*The request:* All of the material below is to be repeated exactly.

---------- Given entries

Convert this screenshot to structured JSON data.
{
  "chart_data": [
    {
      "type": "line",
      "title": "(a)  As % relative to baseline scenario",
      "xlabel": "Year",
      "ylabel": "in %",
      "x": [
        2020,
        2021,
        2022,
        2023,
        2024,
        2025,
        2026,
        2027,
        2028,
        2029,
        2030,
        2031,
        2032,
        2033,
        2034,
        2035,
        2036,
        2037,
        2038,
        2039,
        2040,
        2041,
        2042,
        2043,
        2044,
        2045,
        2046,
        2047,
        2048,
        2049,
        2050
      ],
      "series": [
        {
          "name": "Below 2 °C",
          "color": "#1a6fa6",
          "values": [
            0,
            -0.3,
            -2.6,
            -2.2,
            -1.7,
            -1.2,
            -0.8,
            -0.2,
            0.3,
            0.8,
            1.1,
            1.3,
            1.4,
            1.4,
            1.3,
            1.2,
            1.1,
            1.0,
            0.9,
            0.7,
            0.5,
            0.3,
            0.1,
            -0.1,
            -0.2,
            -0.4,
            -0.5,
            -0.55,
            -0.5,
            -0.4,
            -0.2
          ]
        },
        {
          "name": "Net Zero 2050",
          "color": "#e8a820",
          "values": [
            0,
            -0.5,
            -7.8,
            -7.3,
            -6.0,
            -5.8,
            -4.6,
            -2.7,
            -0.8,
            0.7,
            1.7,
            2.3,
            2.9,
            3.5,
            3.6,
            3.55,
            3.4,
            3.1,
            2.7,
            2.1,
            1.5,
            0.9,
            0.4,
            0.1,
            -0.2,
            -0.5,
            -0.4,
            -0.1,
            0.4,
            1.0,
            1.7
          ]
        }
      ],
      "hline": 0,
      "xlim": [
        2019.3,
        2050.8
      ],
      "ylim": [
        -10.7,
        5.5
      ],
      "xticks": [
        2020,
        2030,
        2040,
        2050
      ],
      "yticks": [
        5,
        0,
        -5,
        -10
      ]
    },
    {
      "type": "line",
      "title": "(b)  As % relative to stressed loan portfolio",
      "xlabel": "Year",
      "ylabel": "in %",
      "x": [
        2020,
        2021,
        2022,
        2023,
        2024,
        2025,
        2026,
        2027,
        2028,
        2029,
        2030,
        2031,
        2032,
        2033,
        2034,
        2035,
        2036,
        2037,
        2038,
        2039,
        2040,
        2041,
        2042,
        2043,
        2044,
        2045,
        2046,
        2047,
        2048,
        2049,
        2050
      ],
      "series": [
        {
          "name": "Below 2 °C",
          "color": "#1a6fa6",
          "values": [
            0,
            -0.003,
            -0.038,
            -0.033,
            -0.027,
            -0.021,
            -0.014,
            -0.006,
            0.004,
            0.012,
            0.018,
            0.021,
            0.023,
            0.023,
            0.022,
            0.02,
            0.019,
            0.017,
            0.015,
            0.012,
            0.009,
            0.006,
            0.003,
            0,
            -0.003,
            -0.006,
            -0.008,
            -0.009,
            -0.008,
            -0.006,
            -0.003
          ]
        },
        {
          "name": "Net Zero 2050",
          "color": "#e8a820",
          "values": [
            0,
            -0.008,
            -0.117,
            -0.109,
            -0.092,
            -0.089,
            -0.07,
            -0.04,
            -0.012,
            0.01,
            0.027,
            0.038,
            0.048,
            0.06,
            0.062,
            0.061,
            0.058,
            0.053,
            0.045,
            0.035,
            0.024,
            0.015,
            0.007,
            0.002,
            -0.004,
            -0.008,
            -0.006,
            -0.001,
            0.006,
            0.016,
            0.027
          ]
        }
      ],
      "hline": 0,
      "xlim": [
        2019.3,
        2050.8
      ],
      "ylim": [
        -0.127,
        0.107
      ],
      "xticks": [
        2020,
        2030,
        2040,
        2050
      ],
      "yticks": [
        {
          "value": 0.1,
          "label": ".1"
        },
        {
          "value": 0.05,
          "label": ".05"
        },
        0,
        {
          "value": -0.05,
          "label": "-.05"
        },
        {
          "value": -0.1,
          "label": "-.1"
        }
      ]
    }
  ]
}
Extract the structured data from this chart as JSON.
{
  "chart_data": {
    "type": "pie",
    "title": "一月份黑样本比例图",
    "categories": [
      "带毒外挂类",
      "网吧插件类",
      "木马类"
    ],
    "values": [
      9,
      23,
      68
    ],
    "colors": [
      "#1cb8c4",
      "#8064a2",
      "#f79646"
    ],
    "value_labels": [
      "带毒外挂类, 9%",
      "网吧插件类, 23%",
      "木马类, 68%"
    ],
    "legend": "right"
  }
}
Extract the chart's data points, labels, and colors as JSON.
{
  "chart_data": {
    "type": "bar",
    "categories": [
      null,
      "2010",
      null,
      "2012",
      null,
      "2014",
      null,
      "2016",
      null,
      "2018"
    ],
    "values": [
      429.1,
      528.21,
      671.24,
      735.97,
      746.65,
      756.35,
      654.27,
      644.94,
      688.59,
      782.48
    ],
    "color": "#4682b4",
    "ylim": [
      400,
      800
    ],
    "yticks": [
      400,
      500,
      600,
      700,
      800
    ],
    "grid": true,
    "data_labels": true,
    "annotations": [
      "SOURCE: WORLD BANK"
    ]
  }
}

--------------------

*Solution for this exercise:*
Convert this screenshot to structured JSON data.
{
  "chart_data": [
    {
      "type": "line",
      "title": "(a)  As % relative to baseline scenario",
      "xlabel": "Year",
      "ylabel": "in %",
      "x": [
        2020,
        2021,
        2022,
        2023,
        2024,
        2025,
        2026,
        2027,
        2028,
        2029,
        2030,
        2031,
        2032,
        2033,
        2034,
        2035,
        2036,
        2037,
        2038,
        2039,
        2040,
        2041,
        2042,
        2043,
        2044,
        2045,
        2046,
        2047,
        2048,
        2049,
        2050
      ],
      "series": [
        {
          "name": "Below 2 °C",
          "color": "#1a6fa6",
          "values": [
            0,
            -0.3,
            -2.6,
            -2.2,
            -1.7,
            -1.2,
            -0.8,
            -0.2,
            0.3,
            0.8,
            1.1,
            1.3,
            1.4,
            1.4,
            1.3,
            1.2,
            1.1,
            1.0,
            0.9,
            0.7,
            0.5,
            0.3,
            0.1,
            -0.1,
            -0.2,
            -0.4,
            -0.5,
            -0.55,
            -0.5,
            -0.4,
            -0.2
          ]
        },
        {
          "name": "Net Zero 2050",
          "color": "#e8a820",
          "values": [
            0,
            -0.5,
            -7.8,
            -7.3,
            -6.0,
            -5.8,
            -4.6,
            -2.7,
            -0.8,
            0.7,
            1.7,
            2.3,
            2.9,
            3.5,
            3.6,
            3.55,
            3.4,
            3.1,
            2.7,
            2.1,
            1.5,
            0.9,
            0.4,
            0.1,
            -0.2,
            -0.5,
            -0.4,
            -0.1,
            0.4,
            1.0,
            1.7
          ]
        }
      ],
      "hline": 0,
      "xlim": [
        2019.3,
        2050.8
      ],
      "ylim": [
        -10.7,
        5.5
      ],
      "xticks": [
        2020,
        2030,
        2040,
        2050
      ],
      "yticks": [
        5,
        0,
        -5,
        -10
      ]
    },
    {
      "type": "line",
      "title": "(b)  As % relative to stressed loan portfolio",
      "xlabel": "Year",
      "ylabel": "in %",
      "x": [
        2020,
        2021,
        2022,
        2023,
        2024,
        2025,
        2026,
        2027,
        2028,
        2029,
        2030,
        2031,
        2032,
        2033,
        2034,
        2035,
        2036,
        2037,
        2038,
        2039,
        2040,
        2041,
        2042,
        2043,
        2044,
        2045,
        2046,
        2047,
        2048,
        2049,
        2050
      ],
      "series": [
        {
          "name": "Below 2 °C",
          "color": "#1a6fa6",
          "values": [
            0,
            -0.003,
            -0.038,
            -0.033,
            -0.027,
            -0.021,
            -0.014,
            -0.006,
            0.004,
            0.012,
            0.018,
            0.021,
            0.023,
            0.023,
            0.022,
            0.02,
            0.019,
            0.017,
            0.015,
            0.012,
            0.009,
            0.006,
            0.003,
            0,
            -0.003,
            -0.006,
            -0.008,
            -0.009,
            -0.008,
            -0.006,
            -0.003
          ]
        },
        {
          "name": "Net Zero 2050",
          "color": "#e8a820",
          "values": [
            0,
            -0.008,
            -0.117,
            -0.109,
            -0.092,
            -0.089,
            -0.07,
            -0.04,
            -0.012,
            0.01,
            0.027,
            0.038,
            0.048,
            0.06,
            0.062,
            0.061,
            0.058,
            0.053,
            0.045,
            0.035,
            0.024,
            0.015,
            0.007,
            0.002,
            -0.004,
            -0.008,
            -0.006,
            -0.001,
            0.006,
            0.016,
            0.027
          ]
        }
      ],
      "hline": 0,
      "xlim": [
        2019.3,
        2050.8
      ],
      "ylim": [
        -0.127,
        0.107
      ],
      "xticks": [
        2020,
        2030,
        2040,
        2050
      ],
      "yticks": [
        {
          "value": 0.1,
          "label": ".1"
        },
        {
          "value": 0.05,
          "label": ".05"
        },
        0,
        {
          "value": -0.05,
          "label": "-.05"
        },
        {
          "value": -0.1,
          "label": "-.1"
        }
      ]
    }
  ]
}
Extract the structured data from this chart as JSON.
{
  "chart_data": {
    "type": "pie",
    "title": "一月份黑样本比例图",
    "categories": [
      "带毒外挂类",
      "网吧插件类",
      "木马类"
    ],
    "values": [
      9,
      23,
      68
    ],
    "colors": [
      "#1cb8c4",
      "#8064a2",
      "#f79646"
    ],
    "value_labels": [
      "带毒外挂类, 9%",
      "网吧插件类, 23%",
      "木马类, 68%"
    ],
    "legend": "right"
  }
}
Extract the chart's data points, labels, and colors as JSON.
{
  "chart_data": {
    "type": "bar",
    "categories": [
      null,
      "2010",
      null,
      "2012",
      null,
      "2014",
      null,
      "2016",
      null,
      "2018"
    ],
    "values": [
      429.1,
      528.21,
      671.24,
      735.97,
      746.65,
      756.35,
      654.27,
      644.94,
      688.59,
      782.48
    ],
    "color": "#4682b4",
    "ylim": [
      400,
      800
    ],
    "yticks": [
      400,
      500,
      600,
      700,
      800
    ],
    "grid": true,
    "data_labels": true,
    "annotations": [
      "SOURCE: WORLD BANK"
    ]
  }
}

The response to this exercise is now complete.